• **Direction**: Print the records below exactly as they appear.

** Begin Task input **

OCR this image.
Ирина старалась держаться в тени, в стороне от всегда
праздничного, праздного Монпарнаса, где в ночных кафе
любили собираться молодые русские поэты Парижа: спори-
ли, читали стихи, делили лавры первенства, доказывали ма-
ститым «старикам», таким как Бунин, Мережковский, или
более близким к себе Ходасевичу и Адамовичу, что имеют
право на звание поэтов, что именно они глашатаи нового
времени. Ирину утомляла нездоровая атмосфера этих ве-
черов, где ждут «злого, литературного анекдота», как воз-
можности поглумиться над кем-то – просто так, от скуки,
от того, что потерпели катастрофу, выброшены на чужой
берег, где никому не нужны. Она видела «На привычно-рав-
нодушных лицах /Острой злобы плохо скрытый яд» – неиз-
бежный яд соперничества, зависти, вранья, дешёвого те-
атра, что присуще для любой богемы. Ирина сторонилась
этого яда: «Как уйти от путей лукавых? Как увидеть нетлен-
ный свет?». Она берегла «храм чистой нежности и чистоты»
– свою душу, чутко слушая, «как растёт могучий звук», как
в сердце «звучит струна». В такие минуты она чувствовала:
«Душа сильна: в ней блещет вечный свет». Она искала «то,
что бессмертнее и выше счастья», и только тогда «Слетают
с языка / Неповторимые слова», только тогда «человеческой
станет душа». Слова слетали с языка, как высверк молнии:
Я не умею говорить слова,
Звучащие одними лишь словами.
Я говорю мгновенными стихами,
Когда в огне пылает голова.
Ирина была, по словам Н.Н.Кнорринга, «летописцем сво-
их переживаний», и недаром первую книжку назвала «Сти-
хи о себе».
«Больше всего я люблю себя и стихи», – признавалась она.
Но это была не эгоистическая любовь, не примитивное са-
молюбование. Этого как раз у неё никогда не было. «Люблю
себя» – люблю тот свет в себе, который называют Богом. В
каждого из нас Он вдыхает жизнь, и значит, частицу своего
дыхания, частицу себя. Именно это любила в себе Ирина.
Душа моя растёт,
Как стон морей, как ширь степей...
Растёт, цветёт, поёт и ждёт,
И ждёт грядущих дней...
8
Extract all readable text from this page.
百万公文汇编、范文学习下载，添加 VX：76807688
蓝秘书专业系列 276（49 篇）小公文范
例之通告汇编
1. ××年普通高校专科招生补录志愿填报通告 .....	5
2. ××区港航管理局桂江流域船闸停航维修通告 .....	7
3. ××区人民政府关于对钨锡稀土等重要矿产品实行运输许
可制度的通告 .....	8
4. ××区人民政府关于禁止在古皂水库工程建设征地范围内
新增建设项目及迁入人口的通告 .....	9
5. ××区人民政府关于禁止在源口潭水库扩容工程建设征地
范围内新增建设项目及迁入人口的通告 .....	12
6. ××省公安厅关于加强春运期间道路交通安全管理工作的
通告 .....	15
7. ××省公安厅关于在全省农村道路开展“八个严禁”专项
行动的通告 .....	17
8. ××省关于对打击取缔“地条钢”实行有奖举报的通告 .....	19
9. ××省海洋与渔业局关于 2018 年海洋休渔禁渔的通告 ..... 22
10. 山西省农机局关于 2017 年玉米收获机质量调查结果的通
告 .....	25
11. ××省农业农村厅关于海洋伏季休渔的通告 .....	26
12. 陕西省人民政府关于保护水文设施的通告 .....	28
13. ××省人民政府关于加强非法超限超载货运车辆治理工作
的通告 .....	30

** End Task input **

• **Solution for this task**:
OCR this image.
Ирина старалась держаться в тени, в стороне от всегда
праздничного, праздного Монпарнаса, где в ночных кафе
любили собираться молодые русские поэты Парижа: спори-
ли, читали стихи, делили лавры первенства, доказывали ма-
ститым «старикам», таким как Бунин, Мережковский, или
более близким к себе Ходасевичу и Адамовичу, что имеют
право на звание поэтов, что именно они глашатаи нового
времени. Ирину утомляла нездоровая атмосфера этих ве-
черов, где ждут «злого, литературного анекдота», как воз-
можности поглумиться над кем-то – просто так, от скуки,
от того, что потерпели катастрофу, выброшены на чужой
берег, где никому не нужны. Она видела «На привычно-рав-
нодушных лицах /Острой злобы плохо скрытый яд» – неиз-
бежный яд соперничества, зависти, вранья, дешёвого те-
атра, что присуще для любой богемы. Ирина сторонилась
этого яда: «Как уйти от путей лукавых? Как увидеть нетлен-
ный свет?». Она берегла «храм чистой нежности и чистоты»
– свою душу, чутко слушая, «как растёт могучий звук», как
в сердце «звучит струна». В такие минуты она чувствовала:
«Душа сильна: в ней блещет вечный свет». Она искала «то,
что бессмертнее и выше счастья», и только тогда «Слетают
с языка / Неповторимые слова», только тогда «человеческой
станет душа». Слова слетали с языка, как высверк молнии:
Я не умею говорить слова,
Звучащие одними лишь словами.
Я говорю мгновенными стихами,
Когда в огне пылает голова.
Ирина была, по словам Н.Н.Кнорринга, «летописцем сво-
их переживаний», и недаром первую книжку назвала «Сти-
хи о себе».
«Больше всего я люблю себя и стихи», – признавалась она.
Но это была не эгоистическая любовь, не примитивное са-
молюбование. Этого как раз у неё никогда не было. «Люблю
себя» – люблю тот свет в себе, который называют Богом. В
каждого из нас Он вдыхает жизнь, и значит, частицу своего
дыхания, частицу себя. Именно это любила в себе Ирина.
Душа моя растёт,
Как стон морей, как ширь степей...
Растёт, цветёт, поёт и ждёт,
И ждёт грядущих дней...
8
Extract all readable text from this page.
百万公文汇编、范文学习下载，添加 VX：76807688
蓝秘书专业系列 276（49 篇）小公文范
例之通告汇编
1. ××年普通高校专科招生补录志愿填报通告 .....	5
2. ××区港航管理局桂江流域船闸停航维修通告 .....	7
3. ××区人民政府关于对钨锡稀土等重要矿产品实行运输许
可制度的通告 .....	8
4. ××区人民政府关于禁止在古皂水库工程建设征地范围内
新增建设项目及迁入人口的通告 .....	9
5. ××区人民政府关于禁止在源口潭水库扩容工程建设征地
范围内新增建设项目及迁入人口的通告 .....	12
6. ××省公安厅关于加强春运期间道路交通安全管理工作的
通告 .....	15
7. ××省公安厅关于在全省农村道路开展“八个严禁”专项
行动的通告 .....	17
8. ××省关于对打击取缔“地条钢”实行有奖举报的通告 .....	19
9. ××省海洋与渔业局关于 2018 年海洋休渔禁渔的通告 ..... 22
10. 山西省农机局关于 2017 年玉米收获机质量调查结果的通
告 .....	25
11. ××省农业农村厅关于海洋伏季休渔的通告 .....	26
12. 陕西省人民政府关于保护水文设施的通告 .....	28
13. ××省人民政府关于加强非法超限超载货运车辆治理工作
的通告 .....	30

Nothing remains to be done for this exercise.